> [COMPITI DA SVOLGERE]:
(1) Nell'articolo sul possibile divieto di attività all'aperto, a quale telegiornale ha parlato il ministro Spadafora?
(2) Prosegui l'articolo sul possibile divieto di attività all'aperto, ripartendo subito dopo l'ultima frase riportata.

Coronavirus, stop all'attività all'aperto? Fugatti: ''Attendiamo la decisione del Governo ma pronti anche ad intervenire autonomamente''
Il ministro dello Sport Vincenzo Spadafora oggi ha affermato che "bisognerà prendere in considerazione la possibilità di porre il divieto completo di attività all'aperto". Fugatti: " Se il ministro interverrà, bene, se no valuteremo noi di farlo di nostra autonoma iniziativa"

TRENTO. Sono ancora tante, troppe, le persone che ignorando le regole di contenimento di questa emergenza da coronavirus, decidono di uscire di casa, allontanandosi, per fare attività all'aperto.
Da qui l'avviso arrivato quest'oggi da parte del ministro dello Sport Vincenzo Spadafora che intervistato dal Tg1 ha spiegato che “nelle prossime ore bisognerà prendere in considerazione la possibilità di porre il divieto completo di attività all'aperto". "Se l'appello di restare a casa non sarà ascoltato saremo costretti anche a porre un divieto assoluto", ha spiegato.

> [MATERIALE FORNITO]:
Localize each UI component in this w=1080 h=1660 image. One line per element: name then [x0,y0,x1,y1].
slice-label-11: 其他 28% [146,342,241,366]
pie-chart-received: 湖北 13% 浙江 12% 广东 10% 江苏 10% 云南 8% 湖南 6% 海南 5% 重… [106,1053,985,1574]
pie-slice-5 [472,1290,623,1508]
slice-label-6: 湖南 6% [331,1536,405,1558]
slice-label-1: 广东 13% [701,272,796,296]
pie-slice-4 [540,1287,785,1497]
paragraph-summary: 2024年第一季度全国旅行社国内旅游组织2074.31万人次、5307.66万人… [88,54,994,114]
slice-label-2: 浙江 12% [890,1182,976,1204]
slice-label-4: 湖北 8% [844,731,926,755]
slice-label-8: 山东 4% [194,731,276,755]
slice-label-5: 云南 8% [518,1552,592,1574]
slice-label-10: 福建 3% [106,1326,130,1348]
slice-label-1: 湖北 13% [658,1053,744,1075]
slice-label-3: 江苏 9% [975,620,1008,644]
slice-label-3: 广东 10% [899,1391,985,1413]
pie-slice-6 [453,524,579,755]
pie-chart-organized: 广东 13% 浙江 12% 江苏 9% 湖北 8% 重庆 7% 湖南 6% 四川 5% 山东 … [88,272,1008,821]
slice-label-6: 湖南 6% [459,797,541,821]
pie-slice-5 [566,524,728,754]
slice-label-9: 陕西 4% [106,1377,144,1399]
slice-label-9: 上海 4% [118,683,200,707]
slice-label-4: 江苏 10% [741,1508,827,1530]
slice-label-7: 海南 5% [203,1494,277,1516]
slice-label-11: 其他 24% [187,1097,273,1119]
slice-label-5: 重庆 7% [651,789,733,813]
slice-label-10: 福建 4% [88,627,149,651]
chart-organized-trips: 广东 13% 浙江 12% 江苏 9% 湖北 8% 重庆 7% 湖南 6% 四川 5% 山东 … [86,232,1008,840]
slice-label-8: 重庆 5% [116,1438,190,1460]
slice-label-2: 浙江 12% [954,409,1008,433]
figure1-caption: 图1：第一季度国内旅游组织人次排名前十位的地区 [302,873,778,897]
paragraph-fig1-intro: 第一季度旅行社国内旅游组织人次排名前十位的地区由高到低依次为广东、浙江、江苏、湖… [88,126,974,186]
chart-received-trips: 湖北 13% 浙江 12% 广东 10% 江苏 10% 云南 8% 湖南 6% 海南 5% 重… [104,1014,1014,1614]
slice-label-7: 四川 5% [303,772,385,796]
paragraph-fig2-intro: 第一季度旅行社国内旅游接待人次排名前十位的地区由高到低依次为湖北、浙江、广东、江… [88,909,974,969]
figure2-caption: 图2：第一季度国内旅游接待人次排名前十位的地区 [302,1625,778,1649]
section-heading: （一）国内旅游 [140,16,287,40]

> [RISPOSTE IN ORDINE]:
(1) Al Tg1.

(2)
Un divieto, ha detto questo pomeriggio anche il presidente Maurizio Fugatti, sul quale il Trentino può avere in maniera autonoma, se serve, margini di manovra. “Vogliamo però - ha spiegato Fugatti - come è stato impostato in accordo con il Governo, parlare e dialogare prima di prendere delle scelte. Per quanto riguarda lo sport se il ministro Spadafora interverrà, bene, se no valuteremo noi di farlo di nostra autonoma iniziativa”.
Particolare attenzione, è stato spiegato dal governatore, deve essere data ai sindaci. “In questa fase – ha affermato – i sindaci sono di fondamentale importanza. Ci sono alcune realtà con numeri alti, penso a Canazei e Vermiglio dove siamo in contatto con le amministrazioni. Invitiamo la popolazione ad ascoltare quello che dice il sindaco e la polizia locale e di fare molta attenzione”.